[Listings of boxed layout items]
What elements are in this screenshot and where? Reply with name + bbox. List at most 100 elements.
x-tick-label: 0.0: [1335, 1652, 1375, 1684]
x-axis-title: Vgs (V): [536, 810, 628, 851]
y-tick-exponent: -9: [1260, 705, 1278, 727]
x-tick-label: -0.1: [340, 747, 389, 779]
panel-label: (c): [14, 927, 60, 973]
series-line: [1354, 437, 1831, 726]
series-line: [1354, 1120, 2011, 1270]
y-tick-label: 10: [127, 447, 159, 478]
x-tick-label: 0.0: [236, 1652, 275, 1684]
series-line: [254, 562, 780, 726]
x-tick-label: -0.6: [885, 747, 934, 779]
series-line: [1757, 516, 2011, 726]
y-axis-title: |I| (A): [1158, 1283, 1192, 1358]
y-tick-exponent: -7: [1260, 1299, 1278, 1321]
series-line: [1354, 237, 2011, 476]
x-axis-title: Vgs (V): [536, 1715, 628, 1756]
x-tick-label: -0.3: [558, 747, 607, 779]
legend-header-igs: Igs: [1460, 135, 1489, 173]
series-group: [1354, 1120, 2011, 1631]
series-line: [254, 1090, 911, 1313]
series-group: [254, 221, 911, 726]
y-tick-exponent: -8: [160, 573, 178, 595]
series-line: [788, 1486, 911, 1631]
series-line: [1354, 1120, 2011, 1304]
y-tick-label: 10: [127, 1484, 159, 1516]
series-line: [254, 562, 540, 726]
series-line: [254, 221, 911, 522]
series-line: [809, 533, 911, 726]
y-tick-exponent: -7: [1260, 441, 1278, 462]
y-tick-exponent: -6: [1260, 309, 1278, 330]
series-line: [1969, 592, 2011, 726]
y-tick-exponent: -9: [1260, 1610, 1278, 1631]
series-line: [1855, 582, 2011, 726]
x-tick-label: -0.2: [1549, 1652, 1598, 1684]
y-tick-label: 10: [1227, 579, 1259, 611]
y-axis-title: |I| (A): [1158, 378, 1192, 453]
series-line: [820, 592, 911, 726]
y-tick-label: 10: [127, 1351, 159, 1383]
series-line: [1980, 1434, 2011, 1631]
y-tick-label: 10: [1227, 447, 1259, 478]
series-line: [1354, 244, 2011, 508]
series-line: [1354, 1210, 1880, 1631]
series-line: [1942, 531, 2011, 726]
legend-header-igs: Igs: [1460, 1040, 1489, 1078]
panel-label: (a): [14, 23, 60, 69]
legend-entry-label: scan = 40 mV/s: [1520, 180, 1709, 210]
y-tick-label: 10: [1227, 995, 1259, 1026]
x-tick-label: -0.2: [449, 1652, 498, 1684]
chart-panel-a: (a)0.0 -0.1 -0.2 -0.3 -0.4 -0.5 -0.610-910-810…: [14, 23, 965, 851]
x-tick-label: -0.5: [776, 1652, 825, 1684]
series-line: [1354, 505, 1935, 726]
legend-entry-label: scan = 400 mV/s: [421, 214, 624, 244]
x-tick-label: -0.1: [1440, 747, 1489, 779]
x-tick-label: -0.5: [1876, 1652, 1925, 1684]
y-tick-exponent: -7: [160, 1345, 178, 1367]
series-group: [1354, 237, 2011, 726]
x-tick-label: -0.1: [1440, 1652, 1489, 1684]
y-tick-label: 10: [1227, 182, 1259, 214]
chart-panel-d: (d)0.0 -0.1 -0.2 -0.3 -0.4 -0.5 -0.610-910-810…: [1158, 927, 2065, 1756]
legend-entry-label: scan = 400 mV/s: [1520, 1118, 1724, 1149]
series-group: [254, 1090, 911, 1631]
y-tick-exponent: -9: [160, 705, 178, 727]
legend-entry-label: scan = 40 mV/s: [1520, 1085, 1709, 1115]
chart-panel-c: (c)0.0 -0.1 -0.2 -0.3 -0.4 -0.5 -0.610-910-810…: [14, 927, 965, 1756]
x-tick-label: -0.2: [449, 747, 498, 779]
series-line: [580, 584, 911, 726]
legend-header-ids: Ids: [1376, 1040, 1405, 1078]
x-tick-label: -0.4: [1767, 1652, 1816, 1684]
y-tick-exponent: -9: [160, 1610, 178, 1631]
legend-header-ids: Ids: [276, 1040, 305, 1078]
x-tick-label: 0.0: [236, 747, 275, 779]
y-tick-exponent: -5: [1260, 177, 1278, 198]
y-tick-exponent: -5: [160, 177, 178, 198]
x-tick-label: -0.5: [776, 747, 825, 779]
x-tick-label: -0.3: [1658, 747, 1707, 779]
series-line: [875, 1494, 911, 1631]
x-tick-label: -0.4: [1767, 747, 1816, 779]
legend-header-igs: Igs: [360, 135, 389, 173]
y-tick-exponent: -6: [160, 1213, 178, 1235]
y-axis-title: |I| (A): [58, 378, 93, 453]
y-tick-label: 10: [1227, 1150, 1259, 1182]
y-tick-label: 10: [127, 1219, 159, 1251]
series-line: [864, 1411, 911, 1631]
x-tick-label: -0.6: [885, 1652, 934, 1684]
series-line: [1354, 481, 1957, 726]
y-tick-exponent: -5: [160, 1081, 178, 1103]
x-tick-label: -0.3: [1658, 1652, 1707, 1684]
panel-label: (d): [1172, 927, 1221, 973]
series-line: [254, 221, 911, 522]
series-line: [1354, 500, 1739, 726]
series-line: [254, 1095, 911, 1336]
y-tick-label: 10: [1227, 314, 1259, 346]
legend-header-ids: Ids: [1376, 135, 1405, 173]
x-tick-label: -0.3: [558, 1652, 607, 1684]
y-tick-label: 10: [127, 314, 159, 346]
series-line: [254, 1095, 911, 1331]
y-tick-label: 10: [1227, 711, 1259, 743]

— To be done —
Duplicate the lines exactly, beginning with the first line of the listings and ending with the line containing "series-line: [254, 1090, 911, 1313]", both included.

— Exercise result —
What elements are in this screenshot and where? Reply with name + bbox. List at most 100 elements.
x-tick-label: 0.0: [1335, 1652, 1375, 1684]
x-axis-title: Vgs (V): [536, 810, 628, 851]
y-tick-exponent: -9: [1260, 705, 1278, 727]
x-tick-label: -0.1: [340, 747, 389, 779]
panel-label: (c): [14, 927, 60, 973]
series-line: [1354, 437, 1831, 726]
series-line: [1354, 1120, 2011, 1270]
y-tick-label: 10: [127, 447, 159, 478]
x-tick-label: 0.0: [236, 1652, 275, 1684]
series-line: [254, 562, 780, 726]
x-tick-label: -0.6: [885, 747, 934, 779]
series-line: [1757, 516, 2011, 726]
y-axis-title: |I| (A): [1158, 1283, 1192, 1358]
y-tick-exponent: -7: [1260, 1299, 1278, 1321]
series-line: [1354, 237, 2011, 476]
x-axis-title: Vgs (V): [536, 1715, 628, 1756]
x-tick-label: -0.3: [558, 747, 607, 779]
legend-header-igs: Igs: [1460, 135, 1489, 173]
series-group: [1354, 1120, 2011, 1631]
series-line: [254, 1090, 911, 1313]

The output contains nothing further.